Source data ::
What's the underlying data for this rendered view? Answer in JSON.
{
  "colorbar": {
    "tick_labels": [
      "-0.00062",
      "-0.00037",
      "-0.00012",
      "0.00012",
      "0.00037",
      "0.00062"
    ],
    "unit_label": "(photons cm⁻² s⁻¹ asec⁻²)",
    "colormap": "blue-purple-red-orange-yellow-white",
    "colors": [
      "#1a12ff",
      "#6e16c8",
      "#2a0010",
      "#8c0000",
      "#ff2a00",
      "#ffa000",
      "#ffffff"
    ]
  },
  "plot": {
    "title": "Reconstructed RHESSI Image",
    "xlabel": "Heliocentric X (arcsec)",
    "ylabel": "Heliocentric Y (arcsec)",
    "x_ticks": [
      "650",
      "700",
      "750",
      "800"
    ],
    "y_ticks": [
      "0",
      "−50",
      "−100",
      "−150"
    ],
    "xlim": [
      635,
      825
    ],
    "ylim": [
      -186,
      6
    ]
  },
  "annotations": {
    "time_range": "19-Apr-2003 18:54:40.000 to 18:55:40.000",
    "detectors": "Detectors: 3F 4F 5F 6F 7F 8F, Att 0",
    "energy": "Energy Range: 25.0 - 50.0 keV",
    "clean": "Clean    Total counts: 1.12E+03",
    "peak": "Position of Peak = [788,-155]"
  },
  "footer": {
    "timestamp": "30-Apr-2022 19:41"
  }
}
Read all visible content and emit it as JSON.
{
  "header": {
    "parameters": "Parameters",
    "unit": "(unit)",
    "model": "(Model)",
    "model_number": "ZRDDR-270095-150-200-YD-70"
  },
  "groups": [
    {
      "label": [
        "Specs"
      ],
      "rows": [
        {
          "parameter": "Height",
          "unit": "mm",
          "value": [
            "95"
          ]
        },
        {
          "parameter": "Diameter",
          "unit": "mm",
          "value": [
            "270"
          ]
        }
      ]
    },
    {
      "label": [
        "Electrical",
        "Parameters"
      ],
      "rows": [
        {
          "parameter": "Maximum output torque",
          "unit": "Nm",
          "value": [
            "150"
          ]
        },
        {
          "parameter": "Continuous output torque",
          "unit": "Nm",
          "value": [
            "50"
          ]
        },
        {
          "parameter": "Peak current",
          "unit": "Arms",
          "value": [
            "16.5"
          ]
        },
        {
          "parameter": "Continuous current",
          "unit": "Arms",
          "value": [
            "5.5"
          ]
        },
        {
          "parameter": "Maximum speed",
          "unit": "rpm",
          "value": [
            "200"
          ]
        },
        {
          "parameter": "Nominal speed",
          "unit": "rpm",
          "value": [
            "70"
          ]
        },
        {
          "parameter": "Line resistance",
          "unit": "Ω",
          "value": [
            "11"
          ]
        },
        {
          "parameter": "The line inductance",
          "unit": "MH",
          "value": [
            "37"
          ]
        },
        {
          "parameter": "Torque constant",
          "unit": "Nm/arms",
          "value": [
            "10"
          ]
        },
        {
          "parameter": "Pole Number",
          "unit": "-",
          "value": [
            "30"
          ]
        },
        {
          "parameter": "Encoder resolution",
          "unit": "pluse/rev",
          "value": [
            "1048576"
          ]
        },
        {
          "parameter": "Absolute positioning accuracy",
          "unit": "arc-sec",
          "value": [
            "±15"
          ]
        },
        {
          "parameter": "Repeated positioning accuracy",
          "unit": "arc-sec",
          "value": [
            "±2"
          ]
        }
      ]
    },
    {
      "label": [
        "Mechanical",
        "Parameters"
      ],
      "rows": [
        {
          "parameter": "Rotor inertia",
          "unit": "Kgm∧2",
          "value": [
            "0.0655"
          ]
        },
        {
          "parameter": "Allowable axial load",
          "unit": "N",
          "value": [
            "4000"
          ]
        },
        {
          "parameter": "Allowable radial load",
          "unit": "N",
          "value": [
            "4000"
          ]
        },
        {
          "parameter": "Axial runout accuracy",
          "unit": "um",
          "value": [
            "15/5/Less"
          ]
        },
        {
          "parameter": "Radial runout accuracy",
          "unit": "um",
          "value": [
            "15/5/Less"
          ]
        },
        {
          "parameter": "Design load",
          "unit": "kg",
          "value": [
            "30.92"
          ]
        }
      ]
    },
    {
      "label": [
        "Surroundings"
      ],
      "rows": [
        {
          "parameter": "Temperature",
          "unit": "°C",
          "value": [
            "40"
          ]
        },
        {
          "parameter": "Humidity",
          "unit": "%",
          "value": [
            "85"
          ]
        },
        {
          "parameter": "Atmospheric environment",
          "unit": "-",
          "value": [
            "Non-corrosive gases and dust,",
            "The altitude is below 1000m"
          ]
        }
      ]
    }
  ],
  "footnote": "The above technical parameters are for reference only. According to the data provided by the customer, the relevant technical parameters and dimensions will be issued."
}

What is being asked :: From the listing above, reproduce all the lines exactly.

Problem solution ::
What's the underlying data for this rendered view? Answer in JSON.
{
  "colorbar": {
    "tick_labels": [
      "-0.00062",
      "-0.00037",
      "-0.00012",
      "0.00012",
      "0.00037",
      "0.00062"
    ],
    "unit_label": "(photons cm⁻² s⁻¹ asec⁻²)",
    "colormap": "blue-purple-red-orange-yellow-white",
    "colors": [
      "#1a12ff",
      "#6e16c8",
      "#2a0010",
      "#8c0000",
      "#ff2a00",
      "#ffa000",
      "#ffffff"
    ]
  },
  "plot": {
    "title": "Reconstructed RHESSI Image",
    "xlabel": "Heliocentric X (arcsec)",
    "ylabel": "Heliocentric Y (arcsec)",
    "x_ticks": [
      "650",
      "700",
      "750",
      "800"
    ],
    "y_ticks": [
      "0",
      "−50",
      "−100",
      "−150"
    ],
    "xlim": [
      635,
      825
    ],
    "ylim": [
      -186,
      6
    ]
  },
  "annotations": {
    "time_range": "19-Apr-2003 18:54:40.000 to 18:55:40.000",
    "detectors": "Detectors: 3F 4F 5F 6F 7F 8F, Att 0",
    "energy": "Energy Range: 25.0 - 50.0 keV",
    "clean": "Clean    Total counts: 1.12E+03",
    "peak": "Position of Peak = [788,-155]"
  },
  "footer": {
    "timestamp": "30-Apr-2022 19:41"
  }
}
Read all visible content and emit it as JSON.
{
  "header": {
    "parameters": "Parameters",
    "unit": "(unit)",
    "model": "(Model)",
    "model_number": "ZRDDR-270095-150-200-YD-70"
  },
  "groups": [
    {
      "label": [
        "Specs"
      ],
      "rows": [
        {
          "parameter": "Height",
          "unit": "mm",
          "value": [
            "95"
          ]
        },
        {
          "parameter": "Diameter",
          "unit": "mm",
          "value": [
            "270"
          ]
        }
      ]
    },
    {
      "label": [
        "Electrical",
        "Parameters"
      ],
      "rows": [
        {
          "parameter": "Maximum output torque",
          "unit": "Nm",
          "value": [
            "150"
          ]
        },
        {
          "parameter": "Continuous output torque",
          "unit": "Nm",
          "value": [
            "50"
          ]
        },
        {
          "parameter": "Peak current",
          "unit": "Arms",
          "value": [
            "16.5"
          ]
        },
        {
          "parameter": "Continuous current",
          "unit": "Arms",
          "value": [
            "5.5"
          ]
        },
        {
          "parameter": "Maximum speed",
          "unit": "rpm",
          "value": [
            "200"
          ]
        },
        {
          "parameter": "Nominal speed",
          "unit": "rpm",
          "value": [
            "70"
          ]
        },
        {
          "parameter": "Line resistance",
          "unit": "Ω",
          "value": [
            "11"
          ]
        },
        {
          "parameter": "The line inductance",
          "unit": "MH",
          "value": [
            "37"
          ]
        },
        {
          "parameter": "Torque constant",
          "unit": "Nm/arms",
          "value": [
            "10"
          ]
        },
        {
          "parameter": "Pole Number",
          "unit": "-",
          "value": [
            "30"
          ]
        },
        {
          "parameter": "Encoder resolution",
          "unit": "pluse/rev",
          "value": [
            "1048576"
          ]
        },
        {
          "parameter": "Absolute positioning accuracy",
          "unit": "arc-sec",
          "value": [
            "±15"
          ]
        },
        {
          "parameter": "Repeated positioning accuracy",
          "unit": "arc-sec",
          "value": [
            "±2"
          ]
        }
      ]
    },
    {
      "label": [
        "Mechanical",
        "Parameters"
      ],
      "rows": [
        {
          "parameter": "Rotor inertia",
          "unit": "Kgm∧2",
          "value": [
            "0.0655"
          ]
        },
        {
          "parameter": "Allowable axial load",
          "unit": "N",
          "value": [
            "4000"
          ]
        },
        {
          "parameter": "Allowable radial load",
          "unit": "N",
          "value": [
            "4000"
          ]
        },
        {
          "parameter": "Axial runout accuracy",
          "unit": "um",
          "value": [
            "15/5/Less"
          ]
        },
        {
          "parameter": "Radial runout accuracy",
          "unit": "um",
          "value": [
            "15/5/Less"
          ]
        },
        {
          "parameter": "Design load",
          "unit": "kg",
          "value": [
            "30.92"
          ]
        }
      ]
    },
    {
      "label": [
        "Surroundings"
      ],
      "rows": [
        {
          "parameter": "Temperature",
          "unit": "°C",
          "value": [
            "40"
          ]
        },
        {
          "parameter": "Humidity",
          "unit": "%",
          "value": [
            "85"
          ]
        },
        {
          "parameter": "Atmospheric environment",
          "unit": "-",
          "value": [
            "Non-corrosive gases and dust,",
            "The altitude is below 1000m"
          ]
        }
      ]
    }
  ],
  "footnote": "The above technical parameters are for reference only. According to the data provided by the customer, the relevant technical parameters and dimensions will be issued."
}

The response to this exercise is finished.